## Given request:
Carry on the forum thread about FXR's mining outlook, starting right after its last line.

2) This calculation takes account of Copper revenue from West Whundo only. West Whundo is currently scheduled to be mined until 2008 unless further exploration extends the deposit.
3) Copper production was planned to increase from 45t/day to 50t/day in the last quarter of 2006.
4) FXR no longer has any hedging or significant debt.
5) There is the payment of up to $4m for the oxide copper sold to SRL (timing of payment uncertain) and revenue from the last Nickel production at Radio Hill (timing and dollar amounts uncertain).
6) FXR are also planning to re-start nickel production and produce a zinc concentrate using their newly-acquired plant.
7) The copper price received may be higher than what I have used in my calculation. I was trying to be conservative.
8) There are 25.2m 30/6/07 75c options outstanding, plus 7m unlisted options at various strike prices and dates (all < 100c strike).
9) Of course this is all back-of-envelope stuff; it's just an attempt to quantify FXR's potential in terms of actual numbers, rather than merely approaching it from a technical point of view.


----------



## chops_a_must (24 January 2007)

And it looks to be forming a nice head and shoulders formation. Let me know when it gets to 1.20.


----------



## Snakey (30 January 2007)

600% increase in resource ann


----------



## richardau1 (30 January 2007)

Announcement indicates significant upgrade to resources, should take off again!!!


----------



## richardau1 (2 February 2007)

Now im confused by Fox - is there value here or not? Any ideas most appreciated.


----------



## Snakey (2 February 2007)

## Raw data:
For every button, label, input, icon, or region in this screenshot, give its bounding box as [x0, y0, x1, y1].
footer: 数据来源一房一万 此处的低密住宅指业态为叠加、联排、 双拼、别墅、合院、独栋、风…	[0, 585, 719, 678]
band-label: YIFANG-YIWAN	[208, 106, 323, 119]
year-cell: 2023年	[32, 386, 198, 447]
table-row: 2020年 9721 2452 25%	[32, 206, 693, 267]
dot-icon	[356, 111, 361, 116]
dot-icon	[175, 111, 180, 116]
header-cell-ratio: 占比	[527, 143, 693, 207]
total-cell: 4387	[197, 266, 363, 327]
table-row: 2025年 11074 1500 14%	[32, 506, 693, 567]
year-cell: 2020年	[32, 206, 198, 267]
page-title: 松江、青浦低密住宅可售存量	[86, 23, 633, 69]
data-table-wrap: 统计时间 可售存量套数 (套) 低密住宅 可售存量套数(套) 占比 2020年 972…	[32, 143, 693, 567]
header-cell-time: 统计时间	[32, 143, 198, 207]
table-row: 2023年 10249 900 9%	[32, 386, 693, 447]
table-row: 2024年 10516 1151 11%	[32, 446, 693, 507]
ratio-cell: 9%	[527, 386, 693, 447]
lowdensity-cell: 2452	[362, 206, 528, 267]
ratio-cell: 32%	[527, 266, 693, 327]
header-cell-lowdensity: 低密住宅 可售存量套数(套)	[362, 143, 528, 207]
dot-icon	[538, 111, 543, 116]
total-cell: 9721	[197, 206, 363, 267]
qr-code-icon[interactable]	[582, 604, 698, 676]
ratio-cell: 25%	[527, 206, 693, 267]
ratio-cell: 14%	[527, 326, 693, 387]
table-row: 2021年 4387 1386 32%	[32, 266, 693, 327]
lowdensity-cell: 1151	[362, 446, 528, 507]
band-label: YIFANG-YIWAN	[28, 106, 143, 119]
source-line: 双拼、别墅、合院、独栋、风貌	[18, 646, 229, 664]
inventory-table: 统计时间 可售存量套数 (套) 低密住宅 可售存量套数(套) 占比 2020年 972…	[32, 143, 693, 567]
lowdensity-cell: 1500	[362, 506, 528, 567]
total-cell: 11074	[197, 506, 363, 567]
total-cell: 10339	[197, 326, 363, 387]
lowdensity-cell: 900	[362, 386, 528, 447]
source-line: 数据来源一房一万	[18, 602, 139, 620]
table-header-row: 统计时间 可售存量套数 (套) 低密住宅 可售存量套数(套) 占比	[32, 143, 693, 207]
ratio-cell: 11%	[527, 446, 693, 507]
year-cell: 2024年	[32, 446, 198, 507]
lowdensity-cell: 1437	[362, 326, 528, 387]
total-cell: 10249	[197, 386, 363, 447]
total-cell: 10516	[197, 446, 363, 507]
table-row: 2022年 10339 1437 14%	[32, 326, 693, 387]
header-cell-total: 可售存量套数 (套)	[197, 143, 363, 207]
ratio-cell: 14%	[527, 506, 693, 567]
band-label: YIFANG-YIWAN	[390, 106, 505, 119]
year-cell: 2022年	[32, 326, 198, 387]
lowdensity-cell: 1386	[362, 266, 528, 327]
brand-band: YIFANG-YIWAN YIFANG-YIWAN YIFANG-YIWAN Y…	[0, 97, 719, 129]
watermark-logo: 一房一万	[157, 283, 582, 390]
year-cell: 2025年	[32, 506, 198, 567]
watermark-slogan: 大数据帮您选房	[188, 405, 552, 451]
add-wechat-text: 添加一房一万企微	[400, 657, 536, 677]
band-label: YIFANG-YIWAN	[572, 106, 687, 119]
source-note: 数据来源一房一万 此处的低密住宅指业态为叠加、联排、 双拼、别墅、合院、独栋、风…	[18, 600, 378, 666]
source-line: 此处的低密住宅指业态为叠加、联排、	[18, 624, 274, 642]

## Final result:
richardau1 said:
			
		

> Now im confused by Fox - is there value here or not? Any ideas most appreciated.




fox getting hammered because drop in metal prices as with kzl, zfx and others
2007 bad year for these imo


----------



## stumo (3 February 2007)

Morning all... very new at this forum... Any idea of the trading halt?


----------



## doctorj (3 February 2007)

It's certainly NOT a takeover offer like some are suggesting.

2-2.5yr mine life does not warrent a takeover at those prices.


----------



## viccam (6 February 2007)

I would have thought that the lastest news would be positive but, the market hasn't warmed to it. Is this typical of what happens when raising funds.


----------



## doctorj (6 February 2007)

Whenever a company does a placement, there's always pressure to the placement price.  To my mind, the fact it hasn't fallen all the way back is indicative of one or both of

(i) It was only a relatively small placement, therefore not that much of a concern
(ii) The positives to come out of the announcement outweigh the negatives

Personally, I rather like the announcement and I think there are many positives to come out of it - read it closely.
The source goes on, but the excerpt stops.